Instructions to follow — Filter the entries below, keeping every line that has the word "title".
━━━ Data extract
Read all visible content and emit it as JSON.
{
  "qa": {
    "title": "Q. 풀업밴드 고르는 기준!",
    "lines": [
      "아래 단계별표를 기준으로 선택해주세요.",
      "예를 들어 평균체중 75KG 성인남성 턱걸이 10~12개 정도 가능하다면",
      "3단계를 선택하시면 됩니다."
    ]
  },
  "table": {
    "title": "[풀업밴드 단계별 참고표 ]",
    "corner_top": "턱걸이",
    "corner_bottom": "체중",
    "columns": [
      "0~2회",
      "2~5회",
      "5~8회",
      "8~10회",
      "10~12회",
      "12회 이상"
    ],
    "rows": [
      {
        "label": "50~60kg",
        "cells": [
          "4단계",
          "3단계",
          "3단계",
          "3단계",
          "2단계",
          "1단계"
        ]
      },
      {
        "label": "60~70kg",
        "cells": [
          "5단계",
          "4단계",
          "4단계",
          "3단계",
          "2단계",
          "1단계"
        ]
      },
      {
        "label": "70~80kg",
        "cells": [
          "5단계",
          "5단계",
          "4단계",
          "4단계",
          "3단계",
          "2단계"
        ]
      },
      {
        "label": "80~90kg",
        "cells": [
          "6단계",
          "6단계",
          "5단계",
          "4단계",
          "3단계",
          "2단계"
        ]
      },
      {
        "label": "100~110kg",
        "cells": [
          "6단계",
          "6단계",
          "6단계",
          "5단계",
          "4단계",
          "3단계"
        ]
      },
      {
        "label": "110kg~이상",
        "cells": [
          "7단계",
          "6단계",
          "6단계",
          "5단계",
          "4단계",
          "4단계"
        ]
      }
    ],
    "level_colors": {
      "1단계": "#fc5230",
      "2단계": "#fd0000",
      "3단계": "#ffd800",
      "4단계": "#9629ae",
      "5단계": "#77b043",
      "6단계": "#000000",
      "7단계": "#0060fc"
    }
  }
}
━━━━━━
The completed task —
    "title": "Q. 풀업밴드 고르는 기준!",
    "title": "[풀업밴드 단계별 참고표 ]",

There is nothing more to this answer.